* **WHAT IS REQUIRED**: Without the pictures, set down every line of the data exactly.

* **EXTRACTED ENTRIES**:

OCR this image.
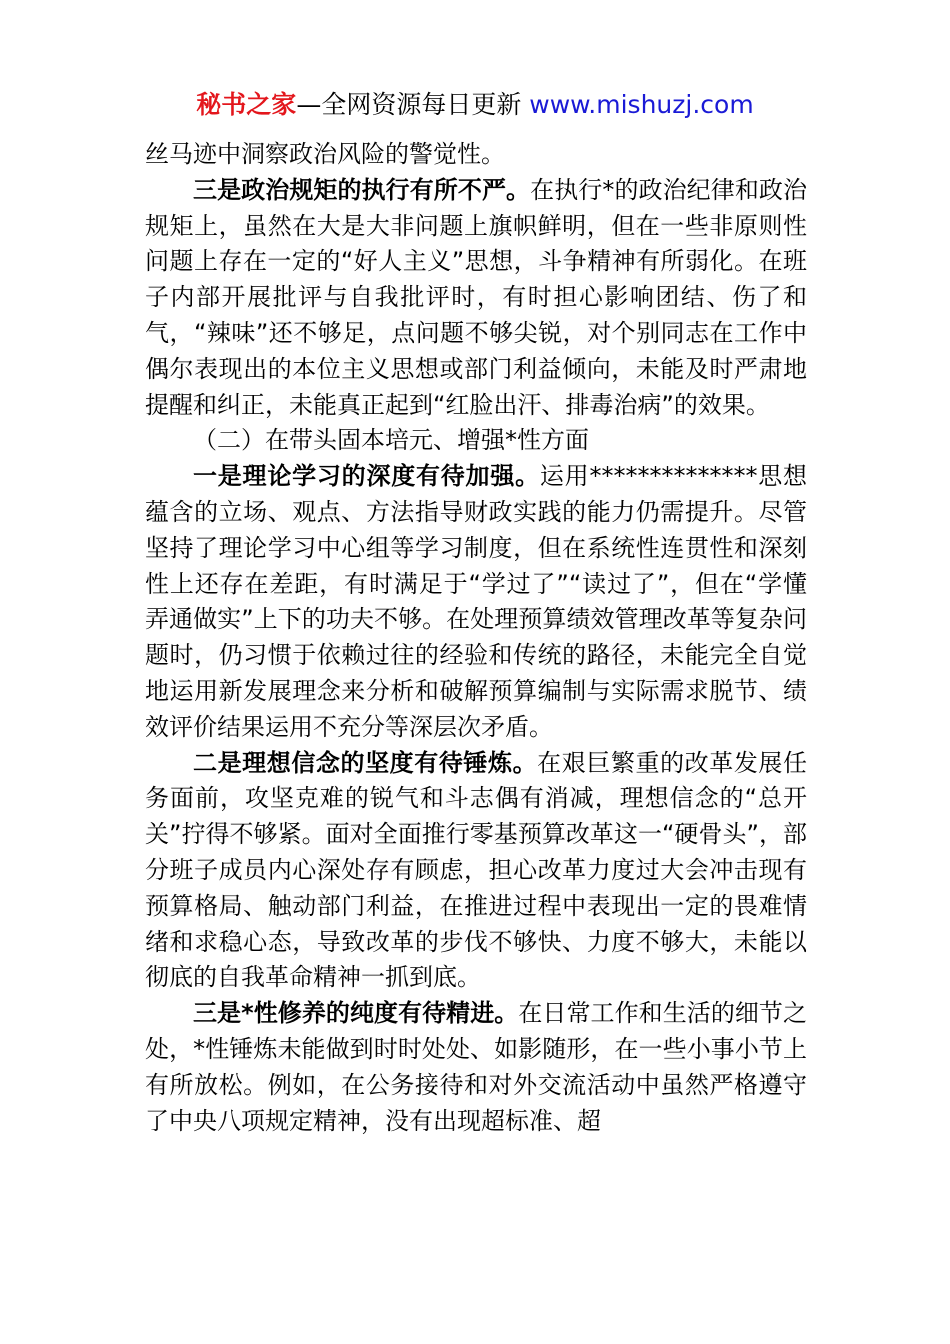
秘书之家—全网资源每日更新 www.mishuzj.com

丝马迹中洞察政治风险的警觉性。

三是政治规矩的执行有所不严。在执行*的政治纪律和政治规矩上，虽然在大是大非问题上旗帜鲜明，但在一些非原则性问题上存在一定的“好人主义”思想，斗争精神有所弱化。在班子内部开展批评与自我批评时，有时担心影响团结、伤了和气，“辣味”还不够足，点问题不够尖锐，对个别同志在工作中偶尔表现出的本位主义思想或部门利益倾向，未能及时严肃地提醒和纠正，未能真正起到“红脸出汗、排毒治病”的效果。

（二）在带头固本培元、增强*性方面

一是理论学习的深度有待加强。运用**************思想蕴含的立场、观点、方法指导财政实践的能力仍需提升。尽管坚持了理论学习中心组等学习制度，但在系统性连贯性和深刻性上还存在差距，有时满足于“学过了”“读过了”，但在“学懂弄通做实”上下的功夫不够。在处理预算绩效管理改革等复杂问题时，仍习惯于依赖过往的经验和传统的路径，未能完全自觉地运用新发展理念来分析和破解预算编制与实际需求脱节、绩效评价结果运用不充分等深层次矛盾。

二是理想信念的坚度有待锤炼。在艰巨繁重的改革发展任务面前，攻坚克难的锐气和斗志偶有消减，理想信念的“总开关”拧得不够紧。面对全面推行零基预算改革这一“硬骨头”，部分班子成员内心深处存有顾虑，担心改革力度过大会冲击现有预算格局、触动部门利益，在推进过程中表现出一定的畏难情绪和求稳心态，导致改革的步伐不够快、力度不够大，未能以彻底的自我革命精神一抓到底。

三是*性修养的纯度有待精进。在日常工作和生活的细节之处，*性锤炼未能做到时时处处、如影随形，在一些小事小节上有所放松。例如，在公务接待和对外交流活动中虽然严格遵守了中央八项规定精神，没有出现超标准、超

* **WRITTEN SOLUTION**:
OCR this image.
秘书之家—全网资源每日更新 www.mishuzj.com

丝马迹中洞察政治风险的警觉性。

三是政治规矩的执行有所不严。在执行*的政治纪律和政治规矩上，虽然在大是大非问题上旗帜鲜明，但在一些非原则性问题上存在一定的“好人主义”思想，斗争精神有所弱化。在班子内部开展批评与自我批评时，有时担心影响团结、伤了和气，“辣味”还不够足，点问题不够尖锐，对个别同志在工作中偶尔表现出的本位主义思想或部门利益倾向，未能及时严肃地提醒和纠正，未能真正起到“红脸出汗、排毒治病”的效果。

（二）在带头固本培元、增强*性方面

一是理论学习的深度有待加强。运用**************思想蕴含的立场、观点、方法指导财政实践的能力仍需提升。尽管坚持了理论学习中心组等学习制度，但在系统性连贯性和深刻性上还存在差距，有时满足于“学过了”“读过了”，但在“学懂弄通做实”上下的功夫不够。在处理预算绩效管理改革等复杂问题时，仍习惯于依赖过往的经验和传统的路径，未能完全自觉地运用新发展理念来分析和破解预算编制与实际需求脱节、绩效评价结果运用不充分等深层次矛盾。

二是理想信念的坚度有待锤炼。在艰巨繁重的改革发展任务面前，攻坚克难的锐气和斗志偶有消减，理想信念的“总开关”拧得不够紧。面对全面推行零基预算改革这一“硬骨头”，部分班子成员内心深处存有顾虑，担心改革力度过大会冲击现有预算格局、触动部门利益，在推进过程中表现出一定的畏难情绪和求稳心态，导致改革的步伐不够快、力度不够大，未能以彻底的自我革命精神一抓到底。

三是*性修养的纯度有待精进。在日常工作和生活的细节之处，*性锤炼未能做到时时处处、如影随形，在一些小事小节上有所放松。例如，在公务接待和对外交流活动中虽然严格遵守了中央八项规定精神，没有出现超标准、超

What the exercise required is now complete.